** Start of Records **
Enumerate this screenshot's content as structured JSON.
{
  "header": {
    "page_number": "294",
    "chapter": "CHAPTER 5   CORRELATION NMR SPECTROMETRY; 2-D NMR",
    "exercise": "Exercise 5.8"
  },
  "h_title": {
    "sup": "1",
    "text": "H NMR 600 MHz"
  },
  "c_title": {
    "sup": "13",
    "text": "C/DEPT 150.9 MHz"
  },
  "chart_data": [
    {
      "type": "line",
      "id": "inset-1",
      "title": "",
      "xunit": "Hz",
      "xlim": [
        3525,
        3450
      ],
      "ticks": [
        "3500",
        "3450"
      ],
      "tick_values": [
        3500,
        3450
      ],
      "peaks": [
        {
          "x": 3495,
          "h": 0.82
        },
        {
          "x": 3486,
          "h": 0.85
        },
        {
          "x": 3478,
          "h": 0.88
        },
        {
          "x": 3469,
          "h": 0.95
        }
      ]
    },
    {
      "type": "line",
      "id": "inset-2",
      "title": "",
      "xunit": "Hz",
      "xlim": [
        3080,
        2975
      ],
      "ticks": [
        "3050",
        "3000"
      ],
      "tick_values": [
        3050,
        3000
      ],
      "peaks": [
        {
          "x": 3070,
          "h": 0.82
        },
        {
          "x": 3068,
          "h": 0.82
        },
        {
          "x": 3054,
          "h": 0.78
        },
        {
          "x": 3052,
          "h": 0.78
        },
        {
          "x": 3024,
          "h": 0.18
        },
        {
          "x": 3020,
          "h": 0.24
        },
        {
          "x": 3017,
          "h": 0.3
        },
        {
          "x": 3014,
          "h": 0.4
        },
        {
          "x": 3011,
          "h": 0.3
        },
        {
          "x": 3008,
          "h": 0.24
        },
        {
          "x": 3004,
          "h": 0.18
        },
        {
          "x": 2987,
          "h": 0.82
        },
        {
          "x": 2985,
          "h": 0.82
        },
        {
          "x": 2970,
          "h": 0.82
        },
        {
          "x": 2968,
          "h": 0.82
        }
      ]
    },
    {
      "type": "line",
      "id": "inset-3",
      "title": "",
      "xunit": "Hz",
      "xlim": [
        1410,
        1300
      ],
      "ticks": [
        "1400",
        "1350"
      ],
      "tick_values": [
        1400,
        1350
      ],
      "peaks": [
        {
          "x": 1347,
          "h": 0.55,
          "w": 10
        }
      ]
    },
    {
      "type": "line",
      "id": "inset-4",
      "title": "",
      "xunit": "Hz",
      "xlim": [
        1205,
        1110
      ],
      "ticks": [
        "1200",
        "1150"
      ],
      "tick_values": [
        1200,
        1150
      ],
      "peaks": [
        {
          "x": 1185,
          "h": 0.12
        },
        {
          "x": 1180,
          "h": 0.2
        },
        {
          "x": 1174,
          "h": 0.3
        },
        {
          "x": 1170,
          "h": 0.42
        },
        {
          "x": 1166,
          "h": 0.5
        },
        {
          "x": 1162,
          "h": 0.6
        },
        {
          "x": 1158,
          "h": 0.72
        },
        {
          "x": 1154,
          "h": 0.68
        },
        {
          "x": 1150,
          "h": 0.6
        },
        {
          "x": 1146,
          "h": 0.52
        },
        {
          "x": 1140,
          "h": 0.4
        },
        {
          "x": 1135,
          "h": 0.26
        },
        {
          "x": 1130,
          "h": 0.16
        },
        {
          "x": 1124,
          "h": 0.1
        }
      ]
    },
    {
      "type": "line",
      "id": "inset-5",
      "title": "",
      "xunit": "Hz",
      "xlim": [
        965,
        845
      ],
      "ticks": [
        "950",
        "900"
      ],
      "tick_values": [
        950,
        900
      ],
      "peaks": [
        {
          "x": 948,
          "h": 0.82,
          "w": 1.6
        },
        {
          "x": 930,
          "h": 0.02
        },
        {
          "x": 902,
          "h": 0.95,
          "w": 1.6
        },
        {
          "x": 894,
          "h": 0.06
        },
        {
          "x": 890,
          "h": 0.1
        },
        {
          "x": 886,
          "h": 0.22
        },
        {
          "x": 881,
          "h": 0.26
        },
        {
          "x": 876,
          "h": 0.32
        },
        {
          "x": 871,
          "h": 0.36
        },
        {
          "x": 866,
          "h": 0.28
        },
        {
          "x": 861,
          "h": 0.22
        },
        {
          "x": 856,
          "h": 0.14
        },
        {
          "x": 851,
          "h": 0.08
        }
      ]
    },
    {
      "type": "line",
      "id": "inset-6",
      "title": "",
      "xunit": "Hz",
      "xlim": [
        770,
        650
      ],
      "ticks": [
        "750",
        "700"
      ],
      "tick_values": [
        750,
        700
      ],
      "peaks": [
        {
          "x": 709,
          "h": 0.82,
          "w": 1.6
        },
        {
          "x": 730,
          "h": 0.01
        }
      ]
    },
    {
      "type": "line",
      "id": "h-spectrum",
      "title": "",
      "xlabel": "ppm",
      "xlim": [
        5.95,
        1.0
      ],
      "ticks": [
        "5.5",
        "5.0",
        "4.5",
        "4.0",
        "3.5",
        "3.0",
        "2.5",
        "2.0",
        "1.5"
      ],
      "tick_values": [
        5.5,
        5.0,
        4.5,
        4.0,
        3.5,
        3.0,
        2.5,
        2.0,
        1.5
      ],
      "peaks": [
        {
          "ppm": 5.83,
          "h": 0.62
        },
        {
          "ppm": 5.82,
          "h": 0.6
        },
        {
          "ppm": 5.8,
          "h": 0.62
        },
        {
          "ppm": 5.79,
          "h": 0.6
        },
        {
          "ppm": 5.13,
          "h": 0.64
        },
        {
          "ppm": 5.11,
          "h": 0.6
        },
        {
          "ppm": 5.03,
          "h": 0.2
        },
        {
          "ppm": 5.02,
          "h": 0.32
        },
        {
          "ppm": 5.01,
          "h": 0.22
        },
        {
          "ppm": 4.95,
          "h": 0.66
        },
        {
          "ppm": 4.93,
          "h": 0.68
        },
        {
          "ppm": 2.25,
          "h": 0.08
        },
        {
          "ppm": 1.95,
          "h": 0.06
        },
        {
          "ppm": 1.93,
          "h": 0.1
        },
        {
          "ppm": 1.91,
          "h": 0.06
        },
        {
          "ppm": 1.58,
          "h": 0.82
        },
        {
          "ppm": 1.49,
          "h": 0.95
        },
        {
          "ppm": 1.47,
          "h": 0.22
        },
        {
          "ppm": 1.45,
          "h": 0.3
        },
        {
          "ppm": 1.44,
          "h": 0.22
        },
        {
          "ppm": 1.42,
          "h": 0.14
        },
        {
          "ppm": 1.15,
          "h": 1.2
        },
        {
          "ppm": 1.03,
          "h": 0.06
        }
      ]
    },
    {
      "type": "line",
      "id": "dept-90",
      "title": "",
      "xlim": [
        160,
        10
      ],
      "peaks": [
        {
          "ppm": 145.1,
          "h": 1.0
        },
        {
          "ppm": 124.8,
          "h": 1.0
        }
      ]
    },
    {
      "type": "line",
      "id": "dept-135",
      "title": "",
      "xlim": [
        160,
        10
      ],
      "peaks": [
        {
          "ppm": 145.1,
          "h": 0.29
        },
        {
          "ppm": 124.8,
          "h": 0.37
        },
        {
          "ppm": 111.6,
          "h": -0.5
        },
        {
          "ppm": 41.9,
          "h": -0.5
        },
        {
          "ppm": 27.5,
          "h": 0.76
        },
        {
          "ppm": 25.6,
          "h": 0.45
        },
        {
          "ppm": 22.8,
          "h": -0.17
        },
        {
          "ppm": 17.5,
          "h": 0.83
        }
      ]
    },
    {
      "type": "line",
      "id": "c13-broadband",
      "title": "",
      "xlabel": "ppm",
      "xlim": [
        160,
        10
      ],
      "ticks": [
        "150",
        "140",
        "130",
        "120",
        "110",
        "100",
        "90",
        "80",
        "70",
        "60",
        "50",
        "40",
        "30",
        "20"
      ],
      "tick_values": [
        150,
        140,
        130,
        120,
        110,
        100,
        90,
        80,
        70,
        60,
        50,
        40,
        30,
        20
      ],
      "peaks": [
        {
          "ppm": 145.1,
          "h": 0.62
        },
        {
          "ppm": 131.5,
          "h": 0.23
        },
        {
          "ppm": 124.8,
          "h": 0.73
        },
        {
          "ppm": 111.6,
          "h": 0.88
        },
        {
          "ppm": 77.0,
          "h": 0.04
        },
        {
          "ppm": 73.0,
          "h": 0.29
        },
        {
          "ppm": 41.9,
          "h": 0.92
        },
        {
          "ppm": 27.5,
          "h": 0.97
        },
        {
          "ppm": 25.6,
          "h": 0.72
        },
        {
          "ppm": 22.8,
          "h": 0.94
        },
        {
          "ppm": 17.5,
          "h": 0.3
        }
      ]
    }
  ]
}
** End of Records **
Required work:
Check every line in the material above for the string "inset", then give only the number of lines that have it.

Solution:
6